▶ **Exercise aim**
Copy out every record below, word for word.

──────── Material for the task ────────

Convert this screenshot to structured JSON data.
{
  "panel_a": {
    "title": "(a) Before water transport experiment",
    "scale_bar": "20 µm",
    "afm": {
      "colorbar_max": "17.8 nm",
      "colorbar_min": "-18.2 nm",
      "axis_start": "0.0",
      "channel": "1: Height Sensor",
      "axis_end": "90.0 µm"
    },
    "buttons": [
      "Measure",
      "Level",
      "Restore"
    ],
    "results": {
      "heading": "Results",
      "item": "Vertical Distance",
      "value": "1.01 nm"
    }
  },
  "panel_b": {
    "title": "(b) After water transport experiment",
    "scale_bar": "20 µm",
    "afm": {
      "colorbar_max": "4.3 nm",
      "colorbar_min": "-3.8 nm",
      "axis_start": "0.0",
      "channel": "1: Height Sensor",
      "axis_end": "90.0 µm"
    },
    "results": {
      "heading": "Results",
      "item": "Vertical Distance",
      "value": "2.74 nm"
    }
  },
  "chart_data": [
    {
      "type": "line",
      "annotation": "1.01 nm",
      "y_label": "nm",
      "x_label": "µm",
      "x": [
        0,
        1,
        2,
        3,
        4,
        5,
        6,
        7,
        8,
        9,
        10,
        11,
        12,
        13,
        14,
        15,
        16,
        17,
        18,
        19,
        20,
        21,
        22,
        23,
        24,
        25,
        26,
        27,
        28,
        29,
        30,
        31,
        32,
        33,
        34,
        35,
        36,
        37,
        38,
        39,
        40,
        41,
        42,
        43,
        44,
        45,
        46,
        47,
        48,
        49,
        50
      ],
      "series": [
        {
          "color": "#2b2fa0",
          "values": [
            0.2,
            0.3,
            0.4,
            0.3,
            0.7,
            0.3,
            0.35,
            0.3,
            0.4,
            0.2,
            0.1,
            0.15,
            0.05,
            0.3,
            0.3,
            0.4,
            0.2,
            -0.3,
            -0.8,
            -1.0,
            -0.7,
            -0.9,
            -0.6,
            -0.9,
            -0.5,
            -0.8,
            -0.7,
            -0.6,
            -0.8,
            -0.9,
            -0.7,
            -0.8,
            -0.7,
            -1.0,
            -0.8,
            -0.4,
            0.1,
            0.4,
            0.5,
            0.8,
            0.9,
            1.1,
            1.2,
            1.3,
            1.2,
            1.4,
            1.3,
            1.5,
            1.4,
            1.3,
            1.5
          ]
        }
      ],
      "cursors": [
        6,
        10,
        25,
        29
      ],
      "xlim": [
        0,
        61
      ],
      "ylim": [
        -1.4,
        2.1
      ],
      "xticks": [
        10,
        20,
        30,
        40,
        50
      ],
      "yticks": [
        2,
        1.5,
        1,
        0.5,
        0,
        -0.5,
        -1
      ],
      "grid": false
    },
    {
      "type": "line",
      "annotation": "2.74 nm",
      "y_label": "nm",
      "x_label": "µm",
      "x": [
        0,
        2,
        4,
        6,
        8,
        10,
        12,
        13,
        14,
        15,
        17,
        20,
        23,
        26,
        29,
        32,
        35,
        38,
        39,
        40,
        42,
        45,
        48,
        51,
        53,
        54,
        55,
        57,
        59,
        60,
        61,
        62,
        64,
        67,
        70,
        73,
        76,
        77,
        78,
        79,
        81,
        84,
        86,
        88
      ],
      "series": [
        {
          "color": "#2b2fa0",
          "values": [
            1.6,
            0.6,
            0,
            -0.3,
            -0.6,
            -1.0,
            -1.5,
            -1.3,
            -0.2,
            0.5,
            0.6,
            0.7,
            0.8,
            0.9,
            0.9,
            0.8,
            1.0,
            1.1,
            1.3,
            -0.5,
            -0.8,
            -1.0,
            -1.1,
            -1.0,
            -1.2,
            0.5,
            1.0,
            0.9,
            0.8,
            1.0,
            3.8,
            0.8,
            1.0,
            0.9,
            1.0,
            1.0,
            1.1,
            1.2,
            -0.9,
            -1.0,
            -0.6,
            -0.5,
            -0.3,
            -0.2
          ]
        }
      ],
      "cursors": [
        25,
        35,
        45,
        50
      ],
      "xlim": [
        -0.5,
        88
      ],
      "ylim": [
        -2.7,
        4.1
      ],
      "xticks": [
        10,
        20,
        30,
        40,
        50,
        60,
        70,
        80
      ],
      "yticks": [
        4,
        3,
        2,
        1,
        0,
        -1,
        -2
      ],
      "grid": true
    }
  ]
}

────────

▶ **Solution below**
Convert this screenshot to structured JSON data.
{
  "panel_a": {
    "title": "(a) Before water transport experiment",
    "scale_bar": "20 µm",
    "afm": {
      "colorbar_max": "17.8 nm",
      "colorbar_min": "-18.2 nm",
      "axis_start": "0.0",
      "channel": "1: Height Sensor",
      "axis_end": "90.0 µm"
    },
    "buttons": [
      "Measure",
      "Level",
      "Restore"
    ],
    "results": {
      "heading": "Results",
      "item": "Vertical Distance",
      "value": "1.01 nm"
    }
  },
  "panel_b": {
    "title": "(b) After water transport experiment",
    "scale_bar": "20 µm",
    "afm": {
      "colorbar_max": "4.3 nm",
      "colorbar_min": "-3.8 nm",
      "axis_start": "0.0",
      "channel": "1: Height Sensor",
      "axis_end": "90.0 µm"
    },
    "results": {
      "heading": "Results",
      "item": "Vertical Distance",
      "value": "2.74 nm"
    }
  },
  "chart_data": [
    {
      "type": "line",
      "annotation": "1.01 nm",
      "y_label": "nm",
      "x_label": "µm",
      "x": [
        0,
        1,
        2,
        3,
        4,
        5,
        6,
        7,
        8,
        9,
        10,
        11,
        12,
        13,
        14,
        15,
        16,
        17,
        18,
        19,
        20,
        21,
        22,
        23,
        24,
        25,
        26,
        27,
        28,
        29,
        30,
        31,
        32,
        33,
        34,
        35,
        36,
        37,
        38,
        39,
        40,
        41,
        42,
        43,
        44,
        45,
        46,
        47,
        48,
        49,
        50
      ],
      "series": [
        {
          "color": "#2b2fa0",
          "values": [
            0.2,
            0.3,
            0.4,
            0.3,
            0.7,
            0.3,
            0.35,
            0.3,
            0.4,
            0.2,
            0.1,
            0.15,
            0.05,
            0.3,
            0.3,
            0.4,
            0.2,
            -0.3,
            -0.8,
            -1.0,
            -0.7,
            -0.9,
            -0.6,
            -0.9,
            -0.5,
            -0.8,
            -0.7,
            -0.6,
            -0.8,
            -0.9,
            -0.7,
            -0.8,
            -0.7,
            -1.0,
            -0.8,
            -0.4,
            0.1,
            0.4,
            0.5,
            0.8,
            0.9,
            1.1,
            1.2,
            1.3,
            1.2,
            1.4,
            1.3,
            1.5,
            1.4,
            1.3,
            1.5
          ]
        }
      ],
      "cursors": [
        6,
        10,
        25,
        29
      ],
      "xlim": [
        0,
        61
      ],
      "ylim": [
        -1.4,
        2.1
      ],
      "xticks": [
        10,
        20,
        30,
        40,
        50
      ],
      "yticks": [
        2,
        1.5,
        1,
        0.5,
        0,
        -0.5,
        -1
      ],
      "grid": false
    },
    {
      "type": "line",
      "annotation": "2.74 nm",
      "y_label": "nm",
      "x_label": "µm",
      "x": [
        0,
        2,
        4,
        6,
        8,
        10,
        12,
        13,
        14,
        15,
        17,
        20,
        23,
        26,
        29,
        32,
        35,
        38,
        39,
        40,
        42,
        45,
        48,
        51,
        53,
        54,
        55,
        57,
        59,
        60,
        61,
        62,
        64,
        67,
        70,
        73,
        76,
        77,
        78,
        79,
        81,
        84,
        86,
        88
      ],
      "series": [
        {
          "color": "#2b2fa0",
          "values": [
            1.6,
            0.6,
            0,
            -0.3,
            -0.6,
            -1.0,
            -1.5,
            -1.3,
            -0.2,
            0.5,
            0.6,
            0.7,
            0.8,
            0.9,
            0.9,
            0.8,
            1.0,
            1.1,
            1.3,
            -0.5,
            -0.8,
            -1.0,
            -1.1,
            -1.0,
            -1.2,
            0.5,
            1.0,
            0.9,
            0.8,
            1.0,
            3.8,
            0.8,
            1.0,
            0.9,
            1.0,
            1.0,
            1.1,
            1.2,
            -0.9,
            -1.0,
            -0.6,
            -0.5,
            -0.3,
            -0.2
          ]
        }
      ],
      "cursors": [
        25,
        35,
        45,
        50
      ],
      "xlim": [
        -0.5,
        88
      ],
      "ylim": [
        -2.7,
        4.1
      ],
      "xticks": [
        10,
        20,
        30,
        40,
        50,
        60,
        70,
        80
      ],
      "yticks": [
        4,
        3,
        2,
        1,
        0,
        -1,
        -2
      ],
      "grid": true
    }
  ]
}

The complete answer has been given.